■ EXERCISE MATERIAL

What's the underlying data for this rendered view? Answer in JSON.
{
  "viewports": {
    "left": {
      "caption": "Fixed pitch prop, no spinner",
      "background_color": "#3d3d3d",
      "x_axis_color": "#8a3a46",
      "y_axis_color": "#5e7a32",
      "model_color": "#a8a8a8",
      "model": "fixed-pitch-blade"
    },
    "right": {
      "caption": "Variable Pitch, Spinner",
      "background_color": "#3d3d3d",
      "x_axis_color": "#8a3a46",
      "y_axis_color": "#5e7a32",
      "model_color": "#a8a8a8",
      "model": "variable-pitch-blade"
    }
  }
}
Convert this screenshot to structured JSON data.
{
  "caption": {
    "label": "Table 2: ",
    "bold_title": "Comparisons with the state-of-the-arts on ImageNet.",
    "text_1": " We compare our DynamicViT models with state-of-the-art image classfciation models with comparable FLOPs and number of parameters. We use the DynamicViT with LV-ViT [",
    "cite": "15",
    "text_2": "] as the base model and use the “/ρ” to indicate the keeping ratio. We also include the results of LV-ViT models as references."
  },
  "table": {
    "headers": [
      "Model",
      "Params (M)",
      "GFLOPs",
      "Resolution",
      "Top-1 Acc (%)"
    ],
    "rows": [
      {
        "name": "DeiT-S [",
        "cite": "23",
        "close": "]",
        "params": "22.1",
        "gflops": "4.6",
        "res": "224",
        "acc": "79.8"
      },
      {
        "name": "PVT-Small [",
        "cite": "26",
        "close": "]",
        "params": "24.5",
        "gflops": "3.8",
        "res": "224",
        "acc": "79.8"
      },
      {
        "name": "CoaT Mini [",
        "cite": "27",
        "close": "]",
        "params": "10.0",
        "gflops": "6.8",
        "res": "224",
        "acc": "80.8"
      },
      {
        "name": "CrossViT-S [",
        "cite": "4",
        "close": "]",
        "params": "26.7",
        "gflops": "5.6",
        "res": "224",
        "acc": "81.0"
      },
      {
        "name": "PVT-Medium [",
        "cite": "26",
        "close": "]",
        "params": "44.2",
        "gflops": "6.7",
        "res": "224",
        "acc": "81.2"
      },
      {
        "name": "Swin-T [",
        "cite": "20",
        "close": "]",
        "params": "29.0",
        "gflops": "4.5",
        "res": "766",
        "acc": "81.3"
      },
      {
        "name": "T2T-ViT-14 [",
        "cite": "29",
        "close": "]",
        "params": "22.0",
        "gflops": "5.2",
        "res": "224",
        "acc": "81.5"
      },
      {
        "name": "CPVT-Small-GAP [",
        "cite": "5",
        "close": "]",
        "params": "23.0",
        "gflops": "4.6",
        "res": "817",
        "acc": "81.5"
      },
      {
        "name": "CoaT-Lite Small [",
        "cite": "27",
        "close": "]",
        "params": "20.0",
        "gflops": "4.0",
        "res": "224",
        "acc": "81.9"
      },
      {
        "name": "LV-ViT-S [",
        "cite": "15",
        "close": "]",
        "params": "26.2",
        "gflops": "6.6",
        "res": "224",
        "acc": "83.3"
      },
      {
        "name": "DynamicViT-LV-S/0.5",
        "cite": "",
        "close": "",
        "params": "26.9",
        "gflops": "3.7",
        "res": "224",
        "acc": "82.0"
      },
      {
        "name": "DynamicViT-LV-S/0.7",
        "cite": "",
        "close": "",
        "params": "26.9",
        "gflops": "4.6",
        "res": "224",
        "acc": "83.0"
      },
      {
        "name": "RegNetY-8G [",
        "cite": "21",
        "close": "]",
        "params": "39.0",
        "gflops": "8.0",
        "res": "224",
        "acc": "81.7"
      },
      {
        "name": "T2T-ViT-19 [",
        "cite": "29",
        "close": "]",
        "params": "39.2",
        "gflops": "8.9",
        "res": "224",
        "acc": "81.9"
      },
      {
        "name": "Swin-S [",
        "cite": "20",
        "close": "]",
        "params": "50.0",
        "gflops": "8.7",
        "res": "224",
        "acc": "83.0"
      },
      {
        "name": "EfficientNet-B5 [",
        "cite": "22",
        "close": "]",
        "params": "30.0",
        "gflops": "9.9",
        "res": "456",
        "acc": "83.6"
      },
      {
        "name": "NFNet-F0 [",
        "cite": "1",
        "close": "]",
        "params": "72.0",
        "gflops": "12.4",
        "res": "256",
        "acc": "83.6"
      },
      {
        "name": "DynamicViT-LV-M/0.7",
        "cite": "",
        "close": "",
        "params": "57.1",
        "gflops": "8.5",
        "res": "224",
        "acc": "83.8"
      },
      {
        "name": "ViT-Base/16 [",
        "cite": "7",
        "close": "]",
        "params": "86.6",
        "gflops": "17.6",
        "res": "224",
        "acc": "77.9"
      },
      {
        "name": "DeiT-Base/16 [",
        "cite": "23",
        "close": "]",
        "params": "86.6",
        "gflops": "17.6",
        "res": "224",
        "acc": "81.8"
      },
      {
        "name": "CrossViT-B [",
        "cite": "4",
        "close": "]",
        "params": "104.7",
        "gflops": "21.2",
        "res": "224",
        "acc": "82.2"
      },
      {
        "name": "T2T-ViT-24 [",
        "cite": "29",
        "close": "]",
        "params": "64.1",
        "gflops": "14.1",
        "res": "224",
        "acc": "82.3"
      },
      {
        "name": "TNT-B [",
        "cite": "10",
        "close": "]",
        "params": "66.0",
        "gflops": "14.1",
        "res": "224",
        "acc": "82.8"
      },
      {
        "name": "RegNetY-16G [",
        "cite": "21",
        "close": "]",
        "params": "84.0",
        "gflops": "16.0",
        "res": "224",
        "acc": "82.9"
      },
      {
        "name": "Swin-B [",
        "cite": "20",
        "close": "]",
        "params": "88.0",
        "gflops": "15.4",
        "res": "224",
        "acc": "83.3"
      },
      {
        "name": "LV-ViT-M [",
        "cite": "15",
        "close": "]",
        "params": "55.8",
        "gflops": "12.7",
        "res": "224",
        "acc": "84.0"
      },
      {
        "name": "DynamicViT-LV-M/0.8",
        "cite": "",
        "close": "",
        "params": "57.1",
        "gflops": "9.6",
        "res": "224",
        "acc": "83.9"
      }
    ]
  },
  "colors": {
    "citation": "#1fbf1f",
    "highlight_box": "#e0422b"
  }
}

■ WHAT IS BEING ASKED
Set down all of the records shown above once more, exactly.

■ OUTPUT FOR THIS EXERCISE
What's the underlying data for this rendered view? Answer in JSON.
{
  "viewports": {
    "left": {
      "caption": "Fixed pitch prop, no spinner",
      "background_color": "#3d3d3d",
      "x_axis_color": "#8a3a46",
      "y_axis_color": "#5e7a32",
      "model_color": "#a8a8a8",
      "model": "fixed-pitch-blade"
    },
    "right": {
      "caption": "Variable Pitch, Spinner",
      "background_color": "#3d3d3d",
      "x_axis_color": "#8a3a46",
      "y_axis_color": "#5e7a32",
      "model_color": "#a8a8a8",
      "model": "variable-pitch-blade"
    }
  }
}
Convert this screenshot to structured JSON data.
{
  "caption": {
    "label": "Table 2: ",
    "bold_title": "Comparisons with the state-of-the-arts on ImageNet.",
    "text_1": " We compare our DynamicViT models with state-of-the-art image classfciation models with comparable FLOPs and number of parameters. We use the DynamicViT with LV-ViT [",
    "cite": "15",
    "text_2": "] as the base model and use the “/ρ” to indicate the keeping ratio. We also include the results of LV-ViT models as references."
  },
  "table": {
    "headers": [
      "Model",
      "Params (M)",
      "GFLOPs",
      "Resolution",
      "Top-1 Acc (%)"
    ],
    "rows": [
      {
        "name": "DeiT-S [",
        "cite": "23",
        "close": "]",
        "params": "22.1",
        "gflops": "4.6",
        "res": "224",
        "acc": "79.8"
      },
      {
        "name": "PVT-Small [",
        "cite": "26",
        "close": "]",
        "params": "24.5",
        "gflops": "3.8",
        "res": "224",
        "acc": "79.8"
      },
      {
        "name": "CoaT Mini [",
        "cite": "27",
        "close": "]",
        "params": "10.0",
        "gflops": "6.8",
        "res": "224",
        "acc": "80.8"
      },
      {
        "name": "CrossViT-S [",
        "cite": "4",
        "close": "]",
        "params": "26.7",
        "gflops": "5.6",
        "res": "224",
        "acc": "81.0"
      },
      {
        "name": "PVT-Medium [",
        "cite": "26",
        "close": "]",
        "params": "44.2",
        "gflops": "6.7",
        "res": "224",
        "acc": "81.2"
      },
      {
        "name": "Swin-T [",
        "cite": "20",
        "close": "]",
        "params": "29.0",
        "gflops": "4.5",
        "res": "766",
        "acc": "81.3"
      },
      {
        "name": "T2T-ViT-14 [",
        "cite": "29",
        "close": "]",
        "params": "22.0",
        "gflops": "5.2",
        "res": "224",
        "acc": "81.5"
      },
      {
        "name": "CPVT-Small-GAP [",
        "cite": "5",
        "close": "]",
        "params": "23.0",
        "gflops": "4.6",
        "res": "817",
        "acc": "81.5"
      },
      {
        "name": "CoaT-Lite Small [",
        "cite": "27",
        "close": "]",
        "params": "20.0",
        "gflops": "4.0",
        "res": "224",
        "acc": "81.9"
      },
      {
        "name": "LV-ViT-S [",
        "cite": "15",
        "close": "]",
        "params": "26.2",
        "gflops": "6.6",
        "res": "224",
        "acc": "83.3"
      },
      {
        "name": "DynamicViT-LV-S/0.5",
        "cite": "",
        "close": "",
        "params": "26.9",
        "gflops": "3.7",
        "res": "224",
        "acc": "82.0"
      },
      {
        "name": "DynamicViT-LV-S/0.7",
        "cite": "",
        "close": "",
        "params": "26.9",
        "gflops": "4.6",
        "res": "224",
        "acc": "83.0"
      },
      {
        "name": "RegNetY-8G [",
        "cite": "21",
        "close": "]",
        "params": "39.0",
        "gflops": "8.0",
        "res": "224",
        "acc": "81.7"
      },
      {
        "name": "T2T-ViT-19 [",
        "cite": "29",
        "close": "]",
        "params": "39.2",
        "gflops": "8.9",
        "res": "224",
        "acc": "81.9"
      },
      {
        "name": "Swin-S [",
        "cite": "20",
        "close": "]",
        "params": "50.0",
        "gflops": "8.7",
        "res": "224",
        "acc": "83.0"
      },
      {
        "name": "EfficientNet-B5 [",
        "cite": "22",
        "close": "]",
        "params": "30.0",
        "gflops": "9.9",
        "res": "456",
        "acc": "83.6"
      },
      {
        "name": "NFNet-F0 [",
        "cite": "1",
        "close": "]",
        "params": "72.0",
        "gflops": "12.4",
        "res": "256",
        "acc": "83.6"
      },
      {
        "name": "DynamicViT-LV-M/0.7",
        "cite": "",
        "close": "",
        "params": "57.1",
        "gflops": "8.5",
        "res": "224",
        "acc": "83.8"
      },
      {
        "name": "ViT-Base/16 [",
        "cite": "7",
        "close": "]",
        "params": "86.6",
        "gflops": "17.6",
        "res": "224",
        "acc": "77.9"
      },
      {
        "name": "DeiT-Base/16 [",
        "cite": "23",
        "close": "]",
        "params": "86.6",
        "gflops": "17.6",
        "res": "224",
        "acc": "81.8"
      },
      {
        "name": "CrossViT-B [",
        "cite": "4",
        "close": "]",
        "params": "104.7",
        "gflops": "21.2",
        "res": "224",
        "acc": "82.2"
      },
      {
        "name": "T2T-ViT-24 [",
        "cite": "29",
        "close": "]",
        "params": "64.1",
        "gflops": "14.1",
        "res": "224",
        "acc": "82.3"
      },
      {
        "name": "TNT-B [",
        "cite": "10",
        "close": "]",
        "params": "66.0",
        "gflops": "14.1",
        "res": "224",
        "acc": "82.8"
      },
      {
        "name": "RegNetY-16G [",
        "cite": "21",
        "close": "]",
        "params": "84.0",
        "gflops": "16.0",
        "res": "224",
        "acc": "82.9"
      },
      {
        "name": "Swin-B [",
        "cite": "20",
        "close": "]",
        "params": "88.0",
        "gflops": "15.4",
        "res": "224",
        "acc": "83.3"
      },
      {
        "name": "LV-ViT-M [",
        "cite": "15",
        "close": "]",
        "params": "55.8",
        "gflops": "12.7",
        "res": "224",
        "acc": "84.0"
      },
      {
        "name": "DynamicViT-LV-M/0.8",
        "cite": "",
        "close": "",
        "params": "57.1",
        "gflops": "9.6",
        "res": "224",
        "acc": "83.9"
      }
    ]
  },
  "colors": {
    "citation": "#1fbf1f",
    "highlight_box": "#e0422b"
  }
}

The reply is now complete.